● Instructions to follow
Tally up the lines that include "screenshot" and state that number by itself.

● Record set
---+---
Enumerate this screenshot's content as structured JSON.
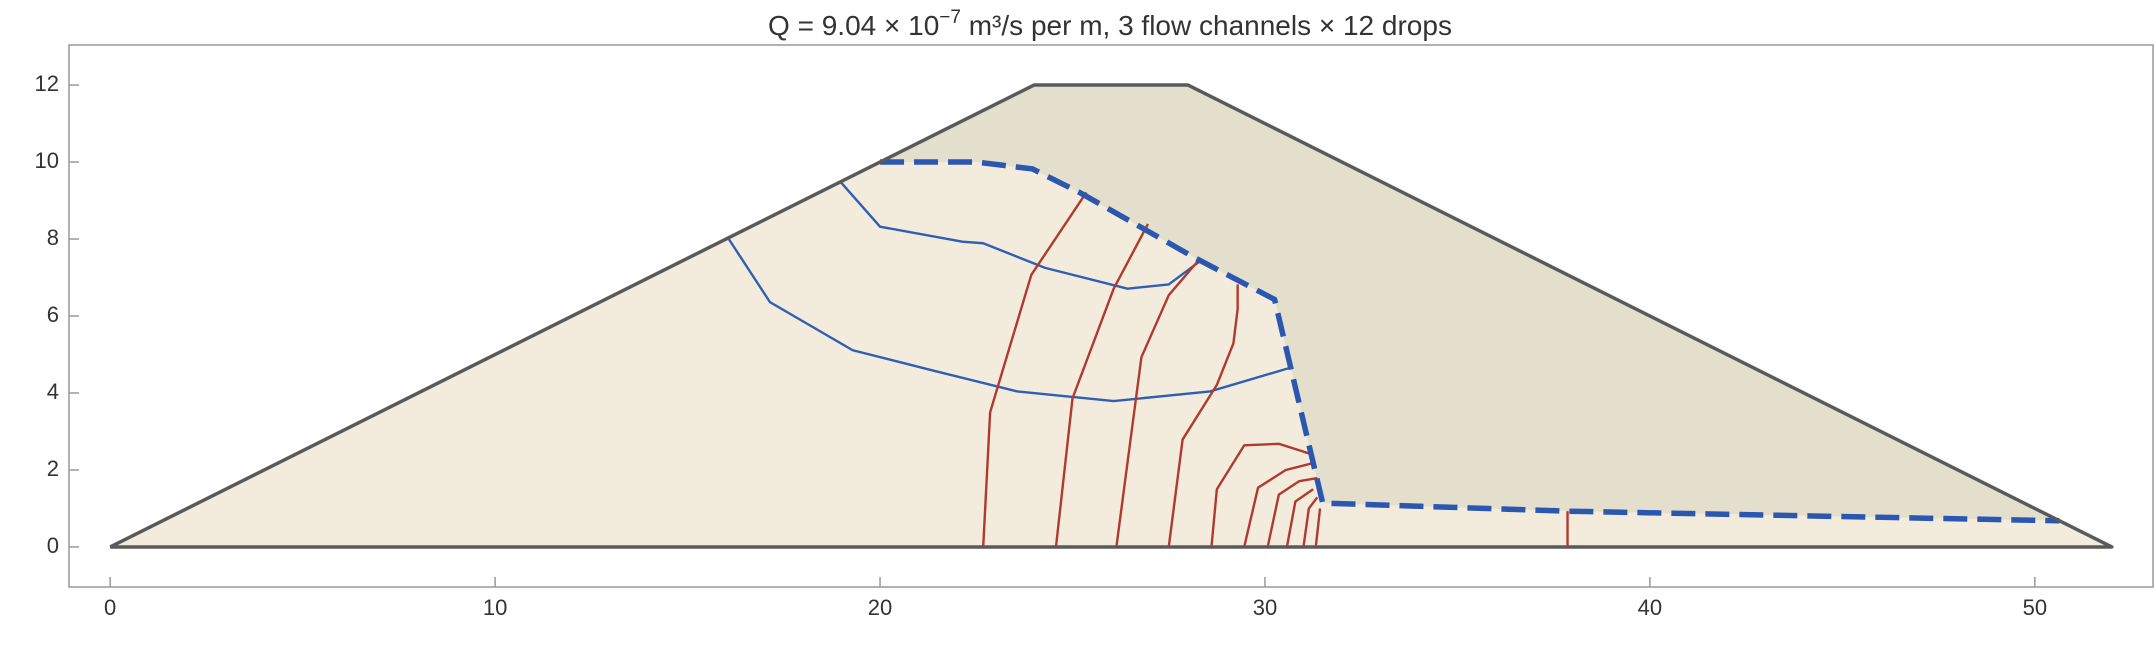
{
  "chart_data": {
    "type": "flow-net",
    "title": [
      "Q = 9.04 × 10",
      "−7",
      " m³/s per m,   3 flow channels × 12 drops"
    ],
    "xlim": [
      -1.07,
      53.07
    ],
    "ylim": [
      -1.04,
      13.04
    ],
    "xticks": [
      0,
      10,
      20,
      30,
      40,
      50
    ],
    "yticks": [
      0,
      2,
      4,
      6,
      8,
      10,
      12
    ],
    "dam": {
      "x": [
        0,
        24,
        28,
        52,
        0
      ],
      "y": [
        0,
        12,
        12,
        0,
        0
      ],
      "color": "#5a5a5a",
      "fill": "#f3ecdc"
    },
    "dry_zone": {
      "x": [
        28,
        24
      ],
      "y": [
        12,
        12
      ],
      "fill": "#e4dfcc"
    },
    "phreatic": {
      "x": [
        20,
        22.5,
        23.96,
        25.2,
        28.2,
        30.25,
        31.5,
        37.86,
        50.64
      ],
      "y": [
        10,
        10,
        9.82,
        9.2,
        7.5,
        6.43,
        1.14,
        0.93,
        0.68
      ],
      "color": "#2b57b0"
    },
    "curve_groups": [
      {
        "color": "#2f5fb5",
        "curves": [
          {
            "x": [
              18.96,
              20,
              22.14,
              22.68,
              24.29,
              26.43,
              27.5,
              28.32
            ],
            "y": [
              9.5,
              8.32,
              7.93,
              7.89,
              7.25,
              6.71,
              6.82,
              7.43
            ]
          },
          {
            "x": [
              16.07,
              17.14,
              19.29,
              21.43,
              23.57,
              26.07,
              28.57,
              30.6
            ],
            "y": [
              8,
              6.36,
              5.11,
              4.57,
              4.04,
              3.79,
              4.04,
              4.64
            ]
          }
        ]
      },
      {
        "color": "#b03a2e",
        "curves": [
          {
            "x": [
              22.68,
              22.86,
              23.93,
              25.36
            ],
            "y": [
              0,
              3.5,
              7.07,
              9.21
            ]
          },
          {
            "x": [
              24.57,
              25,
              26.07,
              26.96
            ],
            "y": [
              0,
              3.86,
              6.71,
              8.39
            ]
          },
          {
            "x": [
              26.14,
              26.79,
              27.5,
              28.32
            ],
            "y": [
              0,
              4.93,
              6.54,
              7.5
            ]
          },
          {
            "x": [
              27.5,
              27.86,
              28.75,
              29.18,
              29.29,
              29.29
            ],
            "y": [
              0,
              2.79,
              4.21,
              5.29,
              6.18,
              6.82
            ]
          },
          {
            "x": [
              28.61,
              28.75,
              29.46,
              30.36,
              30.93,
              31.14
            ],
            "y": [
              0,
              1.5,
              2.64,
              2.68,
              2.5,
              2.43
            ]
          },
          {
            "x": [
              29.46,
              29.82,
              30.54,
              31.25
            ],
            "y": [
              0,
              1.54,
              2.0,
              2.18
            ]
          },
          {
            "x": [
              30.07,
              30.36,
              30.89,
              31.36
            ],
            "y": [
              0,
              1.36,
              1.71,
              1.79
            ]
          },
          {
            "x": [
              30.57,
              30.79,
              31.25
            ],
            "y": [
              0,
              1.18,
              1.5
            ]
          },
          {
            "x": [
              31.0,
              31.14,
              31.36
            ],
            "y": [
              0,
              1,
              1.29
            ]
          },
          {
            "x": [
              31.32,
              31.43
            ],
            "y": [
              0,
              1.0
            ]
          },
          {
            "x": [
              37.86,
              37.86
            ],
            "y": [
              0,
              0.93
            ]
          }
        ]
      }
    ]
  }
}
---+---
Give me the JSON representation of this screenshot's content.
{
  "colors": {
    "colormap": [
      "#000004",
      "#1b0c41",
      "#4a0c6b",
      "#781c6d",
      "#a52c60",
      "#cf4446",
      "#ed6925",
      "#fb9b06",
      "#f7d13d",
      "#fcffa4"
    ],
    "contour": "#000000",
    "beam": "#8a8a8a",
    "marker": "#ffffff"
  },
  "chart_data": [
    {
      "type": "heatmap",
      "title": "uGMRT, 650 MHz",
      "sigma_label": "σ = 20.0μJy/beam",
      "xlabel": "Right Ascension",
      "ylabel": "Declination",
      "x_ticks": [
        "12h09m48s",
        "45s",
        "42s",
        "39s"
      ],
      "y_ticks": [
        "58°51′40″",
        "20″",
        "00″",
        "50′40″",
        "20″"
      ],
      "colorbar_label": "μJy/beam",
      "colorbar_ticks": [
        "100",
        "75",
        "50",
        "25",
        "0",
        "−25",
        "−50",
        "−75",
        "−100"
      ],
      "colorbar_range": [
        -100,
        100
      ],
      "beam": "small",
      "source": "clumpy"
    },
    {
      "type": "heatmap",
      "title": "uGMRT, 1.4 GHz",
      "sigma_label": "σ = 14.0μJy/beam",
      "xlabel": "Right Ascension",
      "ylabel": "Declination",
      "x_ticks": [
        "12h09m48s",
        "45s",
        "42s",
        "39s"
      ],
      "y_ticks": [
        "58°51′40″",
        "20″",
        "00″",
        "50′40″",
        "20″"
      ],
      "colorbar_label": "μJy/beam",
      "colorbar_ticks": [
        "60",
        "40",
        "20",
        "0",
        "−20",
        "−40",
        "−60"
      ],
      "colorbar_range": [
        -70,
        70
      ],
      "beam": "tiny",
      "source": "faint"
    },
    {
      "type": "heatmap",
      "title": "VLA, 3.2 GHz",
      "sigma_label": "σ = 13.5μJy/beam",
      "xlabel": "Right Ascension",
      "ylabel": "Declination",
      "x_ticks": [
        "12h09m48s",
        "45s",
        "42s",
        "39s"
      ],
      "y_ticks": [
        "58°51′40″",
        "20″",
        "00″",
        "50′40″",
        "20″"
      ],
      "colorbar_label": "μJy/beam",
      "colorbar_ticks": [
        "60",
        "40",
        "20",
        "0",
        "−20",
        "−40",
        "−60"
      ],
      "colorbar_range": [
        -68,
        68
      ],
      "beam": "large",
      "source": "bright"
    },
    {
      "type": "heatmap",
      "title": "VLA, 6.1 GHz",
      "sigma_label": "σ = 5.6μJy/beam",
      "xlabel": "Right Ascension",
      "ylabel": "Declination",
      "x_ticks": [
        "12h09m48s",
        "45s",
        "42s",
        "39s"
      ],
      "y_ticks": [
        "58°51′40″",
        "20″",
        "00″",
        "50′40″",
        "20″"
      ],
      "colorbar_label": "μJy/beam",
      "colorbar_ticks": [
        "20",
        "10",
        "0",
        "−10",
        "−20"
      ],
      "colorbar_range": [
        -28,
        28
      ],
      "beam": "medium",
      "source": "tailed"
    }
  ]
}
---+---
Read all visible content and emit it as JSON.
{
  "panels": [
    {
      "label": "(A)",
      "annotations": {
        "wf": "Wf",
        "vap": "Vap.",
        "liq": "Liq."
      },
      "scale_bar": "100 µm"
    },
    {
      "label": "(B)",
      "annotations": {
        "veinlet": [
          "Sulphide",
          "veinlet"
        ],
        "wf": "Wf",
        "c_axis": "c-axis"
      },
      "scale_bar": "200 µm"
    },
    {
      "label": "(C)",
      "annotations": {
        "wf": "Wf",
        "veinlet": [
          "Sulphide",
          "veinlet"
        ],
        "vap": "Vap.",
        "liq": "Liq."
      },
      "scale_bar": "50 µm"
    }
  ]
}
---+---
● Result for this exercise
2